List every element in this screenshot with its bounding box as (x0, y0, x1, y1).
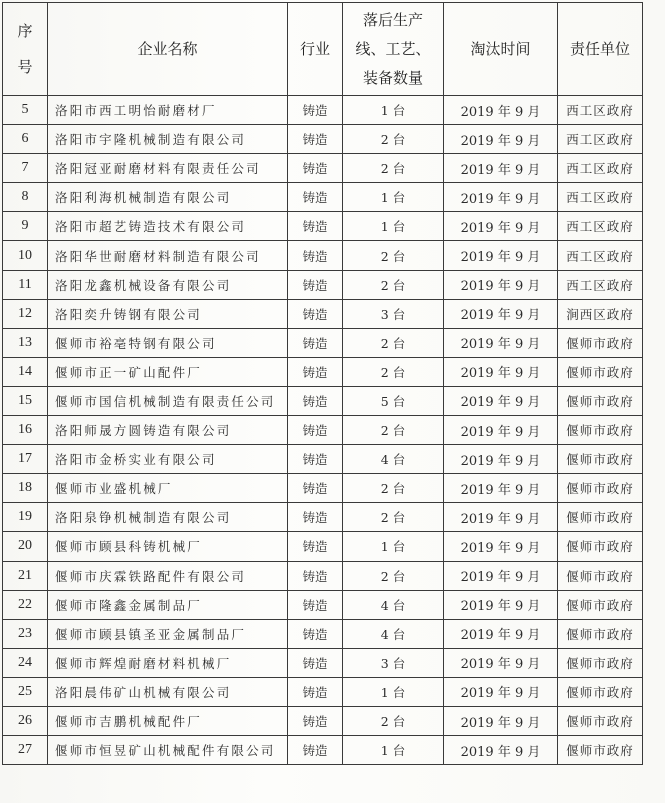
responsible-unit-cell: 偃师市政府 (558, 532, 643, 561)
responsible-unit-cell: 偃师市政府 (558, 561, 643, 590)
table-row (3, 503, 643, 532)
deadline-cell: 2019 年 9 月 (444, 445, 558, 474)
header-quantity-line2: 线、工艺、 (355, 39, 431, 58)
deadline-cell: 2019 年 9 月 (444, 328, 558, 357)
table-row (3, 125, 643, 154)
header-deadline: 淘汰时间 (444, 3, 558, 96)
deadline-cell: 2019 年 9 月 (444, 183, 558, 212)
seq-cell: 26 (3, 706, 48, 735)
company-name-cell: 洛阳市西工明怡耐磨材厂 (48, 96, 288, 125)
industry-cell: 铸造 (288, 125, 343, 154)
seq-cell: 15 (3, 386, 48, 415)
responsible-unit-cell: 偃师市政府 (558, 357, 643, 386)
deadline-cell: 2019 年 9 月 (444, 677, 558, 706)
quantity-cell: 1 台 (343, 736, 444, 765)
table-row (3, 561, 643, 590)
deadline-cell: 2019 年 9 月 (444, 561, 558, 590)
industry-cell: 铸造 (288, 532, 343, 561)
seq-cell: 9 (3, 212, 48, 241)
company-name-cell: 洛阳市超艺铸造技术有限公司 (48, 212, 288, 241)
table-row (3, 154, 643, 183)
company-name-cell: 洛阳龙鑫机械设备有限公司 (48, 270, 288, 299)
header-seq: 序号 (3, 3, 48, 96)
seq-cell: 6 (3, 125, 48, 154)
table-row (3, 590, 643, 619)
responsible-unit-cell: 西工区政府 (558, 183, 643, 212)
deadline-cell: 2019 年 9 月 (444, 270, 558, 299)
responsible-unit-cell: 偃师市政府 (558, 474, 643, 503)
responsible-unit-cell: 偃师市政府 (558, 736, 643, 765)
quantity-cell: 2 台 (343, 154, 444, 183)
quantity-cell: 4 台 (343, 619, 444, 648)
quantity-cell: 2 台 (343, 328, 444, 357)
responsible-unit-cell: 偃师市政府 (558, 445, 643, 474)
quantity-cell: 2 台 (343, 357, 444, 386)
table-row (3, 648, 643, 677)
table-row (3, 241, 643, 270)
quantity-cell: 1 台 (343, 183, 444, 212)
responsible-unit-cell: 偃师市政府 (558, 590, 643, 619)
responsible-unit-cell: 偃师市政府 (558, 677, 643, 706)
responsible-unit-cell: 西工区政府 (558, 212, 643, 241)
header-company: 企业名称 (48, 3, 288, 96)
seq-cell: 8 (3, 183, 48, 212)
company-name-cell: 偃师市国信机械制造有限责任公司 (48, 386, 288, 415)
responsible-unit-cell: 偃师市政府 (558, 386, 643, 415)
deadline-cell: 2019 年 9 月 (444, 299, 558, 328)
deadline-cell: 2019 年 9 月 (444, 386, 558, 415)
deadline-cell: 2019 年 9 月 (444, 212, 558, 241)
quantity-cell: 2 台 (343, 270, 444, 299)
table-row (3, 328, 643, 357)
industry-cell: 铸造 (288, 648, 343, 677)
industry-cell: 铸造 (288, 154, 343, 183)
table-row (3, 299, 643, 328)
company-name-cell: 偃师市恒昱矿山机械配件有限公司 (48, 736, 288, 765)
elimination-list-table (2, 2, 643, 765)
responsible-unit-cell: 偃师市政府 (558, 619, 643, 648)
responsible-unit-cell: 偃师市政府 (558, 648, 643, 677)
table-row (3, 96, 643, 125)
deadline-cell: 2019 年 9 月 (444, 125, 558, 154)
company-name-cell: 偃师市庆霖铁路配件有限公司 (48, 561, 288, 590)
company-name-cell: 洛阳华世耐磨材料制造有限公司 (48, 241, 288, 270)
company-name-cell: 洛阳利海机械制造有限公司 (48, 183, 288, 212)
seq-cell: 19 (3, 503, 48, 532)
industry-cell: 铸造 (288, 503, 343, 532)
table-row (3, 736, 643, 765)
table-row (3, 183, 643, 212)
table-row (3, 357, 643, 386)
seq-cell: 11 (3, 270, 48, 299)
industry-cell: 铸造 (288, 736, 343, 765)
deadline-cell: 2019 年 9 月 (444, 619, 558, 648)
table-body (3, 96, 643, 765)
seq-cell: 27 (3, 736, 48, 765)
deadline-cell: 2019 年 9 月 (444, 648, 558, 677)
seq-cell: 21 (3, 561, 48, 590)
company-name-cell: 偃师市正一矿山配件厂 (48, 357, 288, 386)
industry-cell: 铸造 (288, 677, 343, 706)
company-name-cell: 偃师市隆鑫金属制品厂 (48, 590, 288, 619)
seq-cell: 20 (3, 532, 48, 561)
responsible-unit-cell: 偃师市政府 (558, 328, 643, 357)
company-name-cell: 偃师市业盛机械厂 (48, 474, 288, 503)
quantity-cell: 2 台 (343, 474, 444, 503)
header-quantity-line3: 装备数量 (362, 68, 423, 87)
table-row (3, 474, 643, 503)
table-row (3, 619, 643, 648)
industry-cell: 铸造 (288, 357, 343, 386)
table-row (3, 270, 643, 299)
quantity-cell: 3 台 (343, 648, 444, 677)
industry-cell: 铸造 (288, 706, 343, 735)
company-name-cell: 洛阳晨伟矿山机械有限公司 (48, 677, 288, 706)
header-quantity (343, 3, 444, 96)
table-header-row (3, 3, 643, 96)
header-responsible: 责任单位 (558, 3, 643, 96)
deadline-cell: 2019 年 9 月 (444, 357, 558, 386)
industry-cell: 铸造 (288, 299, 343, 328)
table-row (3, 706, 643, 735)
company-name-cell: 偃师市辉煌耐磨材料机械厂 (48, 648, 288, 677)
company-name-cell: 洛阳泉铮机械制造有限公司 (48, 503, 288, 532)
responsible-unit-cell: 偃师市政府 (558, 503, 643, 532)
industry-cell: 铸造 (288, 96, 343, 125)
deadline-cell: 2019 年 9 月 (444, 416, 558, 445)
quantity-cell: 1 台 (343, 677, 444, 706)
quantity-cell: 1 台 (343, 532, 444, 561)
seq-cell: 25 (3, 677, 48, 706)
quantity-cell: 2 台 (343, 241, 444, 270)
industry-cell: 铸造 (288, 619, 343, 648)
quantity-cell: 4 台 (343, 590, 444, 619)
table-row (3, 386, 643, 415)
quantity-cell: 3 台 (343, 299, 444, 328)
table-row (3, 445, 643, 474)
table-row (3, 212, 643, 241)
seq-cell: 13 (3, 328, 48, 357)
deadline-cell: 2019 年 9 月 (444, 706, 558, 735)
industry-cell: 铸造 (288, 445, 343, 474)
seq-cell: 5 (3, 96, 48, 125)
seq-cell: 7 (3, 154, 48, 183)
industry-cell: 铸造 (288, 212, 343, 241)
seq-cell: 24 (3, 648, 48, 677)
deadline-cell: 2019 年 9 月 (444, 736, 558, 765)
responsible-unit-cell: 偃师市政府 (558, 416, 643, 445)
deadline-cell: 2019 年 9 月 (444, 532, 558, 561)
company-name-cell: 偃师市裕亳特钢有限公司 (48, 328, 288, 357)
company-name-cell: 洛阳冠亚耐磨材料有限责任公司 (48, 154, 288, 183)
industry-cell: 铸造 (288, 241, 343, 270)
seq-cell: 16 (3, 416, 48, 445)
deadline-cell: 2019 年 9 月 (444, 241, 558, 270)
company-name-cell: 偃师市吉鹏机械配件厂 (48, 706, 288, 735)
quantity-cell: 2 台 (343, 561, 444, 590)
company-name-cell: 洛阳市宇隆机械制造有限公司 (48, 125, 288, 154)
industry-cell: 铸造 (288, 416, 343, 445)
deadline-cell: 2019 年 9 月 (444, 474, 558, 503)
quantity-cell: 4 台 (343, 445, 444, 474)
company-name-cell: 偃师市顾县科铸机械厂 (48, 532, 288, 561)
quantity-cell: 5 台 (343, 386, 444, 415)
industry-cell: 铸造 (288, 183, 343, 212)
industry-cell: 铸造 (288, 590, 343, 619)
table-row (3, 532, 643, 561)
seq-cell: 10 (3, 241, 48, 270)
company-name-cell: 洛阳师晟方圆铸造有限公司 (48, 416, 288, 445)
table-row (3, 677, 643, 706)
deadline-cell: 2019 年 9 月 (444, 96, 558, 125)
header-industry: 行业 (288, 3, 343, 96)
company-name-cell: 洛阳市金桥实业有限公司 (48, 445, 288, 474)
deadline-cell: 2019 年 9 月 (444, 154, 558, 183)
industry-cell: 铸造 (288, 474, 343, 503)
industry-cell: 铸造 (288, 328, 343, 357)
deadline-cell: 2019 年 9 月 (444, 503, 558, 532)
quantity-cell: 1 台 (343, 212, 444, 241)
responsible-unit-cell: 西工区政府 (558, 96, 643, 125)
responsible-unit-cell: 涧西区政府 (558, 299, 643, 328)
industry-cell: 铸造 (288, 270, 343, 299)
responsible-unit-cell: 西工区政府 (558, 125, 643, 154)
table-row (3, 416, 643, 445)
seq-cell: 17 (3, 445, 48, 474)
company-name-cell: 偃师市顾县镇圣亚金属制品厂 (48, 619, 288, 648)
seq-cell: 12 (3, 299, 48, 328)
deadline-cell: 2019 年 9 月 (444, 590, 558, 619)
quantity-cell: 2 台 (343, 503, 444, 532)
responsible-unit-cell: 西工区政府 (558, 241, 643, 270)
industry-cell: 铸造 (288, 561, 343, 590)
seq-cell: 18 (3, 474, 48, 503)
quantity-cell: 2 台 (343, 125, 444, 154)
quantity-cell: 2 台 (343, 416, 444, 445)
quantity-cell: 2 台 (343, 706, 444, 735)
header-quantity-line1: 落后生产 (362, 10, 423, 29)
responsible-unit-cell: 西工区政府 (558, 154, 643, 183)
responsible-unit-cell: 西工区政府 (558, 270, 643, 299)
seq-cell: 22 (3, 590, 48, 619)
responsible-unit-cell: 偃师市政府 (558, 706, 643, 735)
company-name-cell: 洛阳奕升铸钢有限公司 (48, 299, 288, 328)
seq-cell: 23 (3, 619, 48, 648)
seq-cell: 14 (3, 357, 48, 386)
industry-cell: 铸造 (288, 386, 343, 415)
quantity-cell: 1 台 (343, 96, 444, 125)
▬▬▬▬▬▬
*To do*.
Reproduce verbatim the rows that open with the line containing "responsible-unit-cell: 偃师市政府 (558, 532, 643, 561)" and close with the line containing "responsible-unit-cell: 偃师市政府 (558, 445, 643, 474)", both of those lines included.

*Answer below*.
responsible-unit-cell: 偃师市政府 (558, 532, 643, 561)
responsible-unit-cell: 偃师市政府 (558, 561, 643, 590)
table-row (3, 503, 643, 532)
deadline-cell: 2019 年 9 月 (444, 445, 558, 474)
header-quantity-line2: 线、工艺、 (355, 39, 431, 58)
deadline-cell: 2019 年 9 月 (444, 328, 558, 357)
table-row (3, 125, 643, 154)
header-deadline: 淘汰时间 (444, 3, 558, 96)
deadline-cell: 2019 年 9 月 (444, 183, 558, 212)
seq-cell: 26 (3, 706, 48, 735)
company-name-cell: 洛阳市西工明怡耐磨材厂 (48, 96, 288, 125)
industry-cell: 铸造 (288, 125, 343, 154)
seq-cell: 15 (3, 386, 48, 415)
responsible-unit-cell: 偃师市政府 (558, 357, 643, 386)
deadline-cell: 2019 年 9 月 (444, 677, 558, 706)
quantity-cell: 1 台 (343, 736, 444, 765)
table-row (3, 561, 643, 590)
deadline-cell: 2019 年 9 月 (444, 561, 558, 590)
industry-cell: 铸造 (288, 532, 343, 561)
seq-cell: 9 (3, 212, 48, 241)
company-name-cell: 洛阳市超艺铸造技术有限公司 (48, 212, 288, 241)
table-row (3, 154, 643, 183)
company-name-cell: 洛阳龙鑫机械设备有限公司 (48, 270, 288, 299)
header-seq: 序号 (3, 3, 48, 96)
seq-cell: 6 (3, 125, 48, 154)
table-row (3, 590, 643, 619)
responsible-unit-cell: 西工区政府 (558, 183, 643, 212)
deadline-cell: 2019 年 9 月 (444, 270, 558, 299)
responsible-unit-cell: 偃师市政府 (558, 474, 643, 503)
responsible-unit-cell: 偃师市政府 (558, 736, 643, 765)
quantity-cell: 2 台 (343, 154, 444, 183)
quantity-cell: 4 台 (343, 619, 444, 648)
quantity-cell: 2 台 (343, 328, 444, 357)
responsible-unit-cell: 偃师市政府 (558, 445, 643, 474)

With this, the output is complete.